### CONSEGNA
Rispondi, per favore, a queste domande sull'articolo dedicato a Momenti trascurabili di Francesco Piccolo.
(a) Che cosa dice il figlio quando chiama il padre la mattina?
(b) Per quale film Piccolo ha vinto il David di Donatello per la sceneggiatura?
(c) A quale altezza era sospeso il filo su cui camminò Philippe Petit?

### ESTRATTO DEL DOCUMENTO
Corriere della Sera, 19 maggio 2020
I “Momenti trascurabili” di Francesco Piccolo
«La mattina mi sveglio presto, perché spero di avere il tempo di bermi un’enorme tazza di caffè e leggermi i giornali sull’ipad. Ma mio figlio, che è piccolo, sente i miei passi, mi chiama e dice: ho finito di dormire. In quel momento a me prende un crampo allo stomaco, una specie di materiale pesante che si piazza sullo stomaco e poi tende a scavare come se volesse penetrare». Dopo Momenti di trascurabile felicità e Momenti di trascurabile infelicità, Francesco Piccolo, scrittore e sceneggiatore dalle mille scritture, fresco vincitore del David di Donatello per la sceneggiatura del bellissimo Il traditore di Marco Bellocchio, torna col terzo libro della serie (Einaudi). Si chiama Momenti trascurabili, senza più alcuna specificazione, e pensando a Francesco Piccolo che scrive queste pagine mi viene in mente Philippe Petit, il funambolo che nel ’74 compì il tragitto tra le Torri Gemelle camminando su un filo sospeso a 400 metri d’altezza. I due opposti tra cui Piccolo si muove sono divertimento e commozione, felicità e tristezza, leggerezza e profondità, gioia e dolore. Si muove camminando su questo filo sottilissimo (mi viene da urlargli «Piccolo, non guardare giù!») e non cade. Chiudi il libro e vorresti chiedergli: non è che per caso ti va di rimetterti sul filo un’altra volta? Non è facile far entrare tutte queste emozioni in un unico libro senza sembrare uno che voleva dire tutto, e non ha detto niente. Senza sembrare uno che spinge tutto a forza dentro un libro come fosse una valigia straripante, ci si siede sopra con tutto il peso per chiuderla, forzando, e poi, sudato, spossato, dice senza fiato: ecco, adesso ho fatto.

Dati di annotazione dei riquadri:
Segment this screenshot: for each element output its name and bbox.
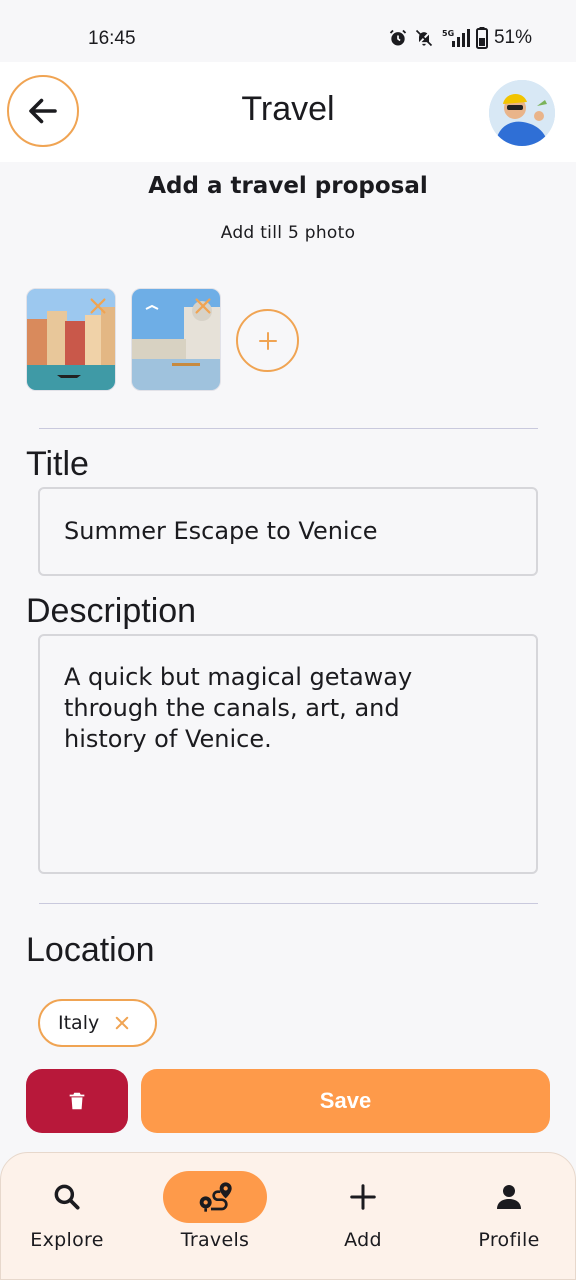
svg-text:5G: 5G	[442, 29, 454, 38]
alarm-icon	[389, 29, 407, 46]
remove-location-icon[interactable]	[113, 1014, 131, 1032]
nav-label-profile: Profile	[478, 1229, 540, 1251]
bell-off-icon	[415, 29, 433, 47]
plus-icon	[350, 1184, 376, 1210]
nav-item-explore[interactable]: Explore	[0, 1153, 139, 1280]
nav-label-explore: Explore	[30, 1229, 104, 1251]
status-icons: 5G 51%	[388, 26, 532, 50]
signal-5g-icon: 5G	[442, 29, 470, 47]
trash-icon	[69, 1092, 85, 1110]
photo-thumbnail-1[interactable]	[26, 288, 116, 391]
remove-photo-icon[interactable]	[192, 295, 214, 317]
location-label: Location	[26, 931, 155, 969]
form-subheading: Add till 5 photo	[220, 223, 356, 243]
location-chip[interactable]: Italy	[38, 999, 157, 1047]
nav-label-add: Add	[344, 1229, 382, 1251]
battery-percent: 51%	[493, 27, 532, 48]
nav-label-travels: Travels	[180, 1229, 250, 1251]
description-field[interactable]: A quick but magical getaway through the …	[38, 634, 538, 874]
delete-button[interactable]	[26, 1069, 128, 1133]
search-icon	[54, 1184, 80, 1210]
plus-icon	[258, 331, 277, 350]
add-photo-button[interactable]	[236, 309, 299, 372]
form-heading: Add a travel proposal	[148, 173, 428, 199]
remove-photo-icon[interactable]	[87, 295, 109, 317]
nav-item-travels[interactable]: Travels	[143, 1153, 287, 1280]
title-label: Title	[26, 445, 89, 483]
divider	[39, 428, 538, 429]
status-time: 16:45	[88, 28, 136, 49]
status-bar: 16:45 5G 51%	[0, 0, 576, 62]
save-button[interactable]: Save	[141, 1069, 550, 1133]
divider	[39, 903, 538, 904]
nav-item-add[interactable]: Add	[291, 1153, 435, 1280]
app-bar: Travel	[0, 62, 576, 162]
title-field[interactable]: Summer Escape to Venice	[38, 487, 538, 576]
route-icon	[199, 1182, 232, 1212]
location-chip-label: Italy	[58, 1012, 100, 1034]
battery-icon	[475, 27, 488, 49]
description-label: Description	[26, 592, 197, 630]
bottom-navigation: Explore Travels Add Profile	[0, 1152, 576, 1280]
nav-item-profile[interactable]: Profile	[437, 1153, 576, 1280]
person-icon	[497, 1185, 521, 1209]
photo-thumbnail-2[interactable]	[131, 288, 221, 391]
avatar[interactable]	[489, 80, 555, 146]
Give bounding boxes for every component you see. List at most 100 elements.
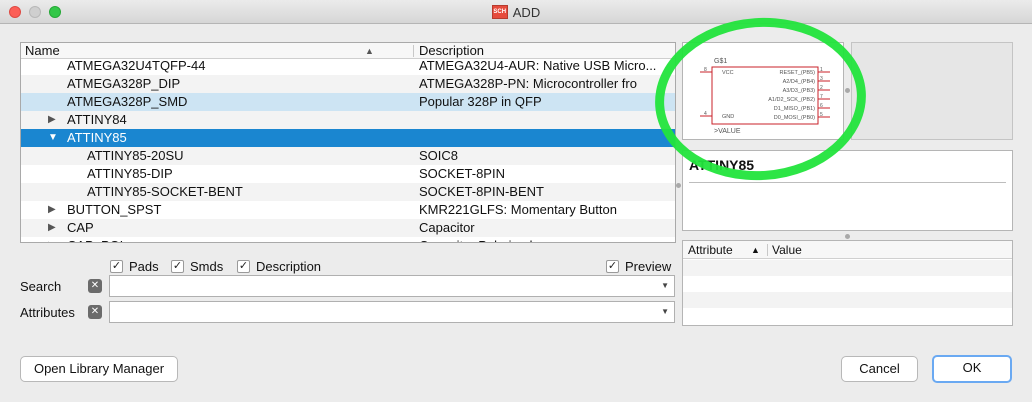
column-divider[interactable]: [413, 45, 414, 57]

### SOLUZIONE
(a) Dice: «ho finito di dormire».
(b) Per Il traditore di Marco Bellocchio.
(c) A 400 metri d'altezza.